- _GOAL_
Where a line holds "Average", copy it.

- _SOURCE DATA_
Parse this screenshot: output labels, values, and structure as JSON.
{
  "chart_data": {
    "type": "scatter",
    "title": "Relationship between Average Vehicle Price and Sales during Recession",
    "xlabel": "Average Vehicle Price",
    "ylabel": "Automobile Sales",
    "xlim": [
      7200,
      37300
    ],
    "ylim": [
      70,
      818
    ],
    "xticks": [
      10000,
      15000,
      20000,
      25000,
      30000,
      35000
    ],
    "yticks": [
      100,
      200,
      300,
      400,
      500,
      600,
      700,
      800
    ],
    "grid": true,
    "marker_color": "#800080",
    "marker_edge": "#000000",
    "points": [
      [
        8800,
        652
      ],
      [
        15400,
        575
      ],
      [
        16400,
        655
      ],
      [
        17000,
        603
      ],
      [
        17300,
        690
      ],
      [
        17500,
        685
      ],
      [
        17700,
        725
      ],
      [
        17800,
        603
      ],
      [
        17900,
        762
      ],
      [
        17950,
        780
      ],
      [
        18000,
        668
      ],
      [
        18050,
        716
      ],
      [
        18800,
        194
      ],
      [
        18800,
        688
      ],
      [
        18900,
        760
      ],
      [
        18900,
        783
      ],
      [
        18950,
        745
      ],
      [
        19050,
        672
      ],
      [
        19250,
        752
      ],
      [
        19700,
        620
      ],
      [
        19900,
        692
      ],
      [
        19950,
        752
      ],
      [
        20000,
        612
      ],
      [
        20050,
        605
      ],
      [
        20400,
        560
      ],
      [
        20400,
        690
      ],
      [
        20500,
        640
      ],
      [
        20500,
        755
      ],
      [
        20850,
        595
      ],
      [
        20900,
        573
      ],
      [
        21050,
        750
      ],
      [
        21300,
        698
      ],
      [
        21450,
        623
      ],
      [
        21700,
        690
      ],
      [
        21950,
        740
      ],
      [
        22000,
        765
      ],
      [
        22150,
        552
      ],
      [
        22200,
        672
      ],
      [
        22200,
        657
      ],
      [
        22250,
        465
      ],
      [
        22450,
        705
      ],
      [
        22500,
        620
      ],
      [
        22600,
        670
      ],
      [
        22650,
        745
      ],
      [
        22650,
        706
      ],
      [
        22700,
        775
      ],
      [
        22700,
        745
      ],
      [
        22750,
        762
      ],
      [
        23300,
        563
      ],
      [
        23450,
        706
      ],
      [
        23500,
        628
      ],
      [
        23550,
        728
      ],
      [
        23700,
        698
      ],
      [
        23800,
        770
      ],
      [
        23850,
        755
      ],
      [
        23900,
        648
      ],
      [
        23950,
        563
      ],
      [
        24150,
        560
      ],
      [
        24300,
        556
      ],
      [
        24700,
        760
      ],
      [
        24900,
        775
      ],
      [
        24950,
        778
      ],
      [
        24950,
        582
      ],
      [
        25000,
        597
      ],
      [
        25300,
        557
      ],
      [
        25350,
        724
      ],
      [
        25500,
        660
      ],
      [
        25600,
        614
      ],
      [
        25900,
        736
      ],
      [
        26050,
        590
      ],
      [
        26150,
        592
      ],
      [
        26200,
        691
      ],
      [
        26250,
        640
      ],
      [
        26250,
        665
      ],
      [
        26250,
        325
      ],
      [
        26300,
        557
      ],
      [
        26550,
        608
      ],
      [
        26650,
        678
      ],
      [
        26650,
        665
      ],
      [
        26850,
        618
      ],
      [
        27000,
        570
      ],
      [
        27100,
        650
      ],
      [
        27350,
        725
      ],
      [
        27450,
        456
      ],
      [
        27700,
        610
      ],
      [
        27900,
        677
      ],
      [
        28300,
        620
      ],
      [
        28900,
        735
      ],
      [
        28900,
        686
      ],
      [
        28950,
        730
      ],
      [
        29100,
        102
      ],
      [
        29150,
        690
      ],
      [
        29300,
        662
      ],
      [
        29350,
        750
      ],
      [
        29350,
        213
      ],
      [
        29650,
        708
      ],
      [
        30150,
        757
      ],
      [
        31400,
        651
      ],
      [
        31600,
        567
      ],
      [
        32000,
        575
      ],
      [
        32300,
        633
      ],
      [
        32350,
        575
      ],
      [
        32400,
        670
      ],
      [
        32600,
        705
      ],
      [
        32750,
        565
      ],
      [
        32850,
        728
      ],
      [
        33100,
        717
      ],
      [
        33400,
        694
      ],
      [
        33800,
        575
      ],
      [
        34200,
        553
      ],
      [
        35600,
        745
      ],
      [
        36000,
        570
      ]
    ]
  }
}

- _EXERCISE RESPONSE_
    "title": "Relationship between Average Vehicle Price and Sales during Recession",
    "xlabel": "Average Vehicle Price",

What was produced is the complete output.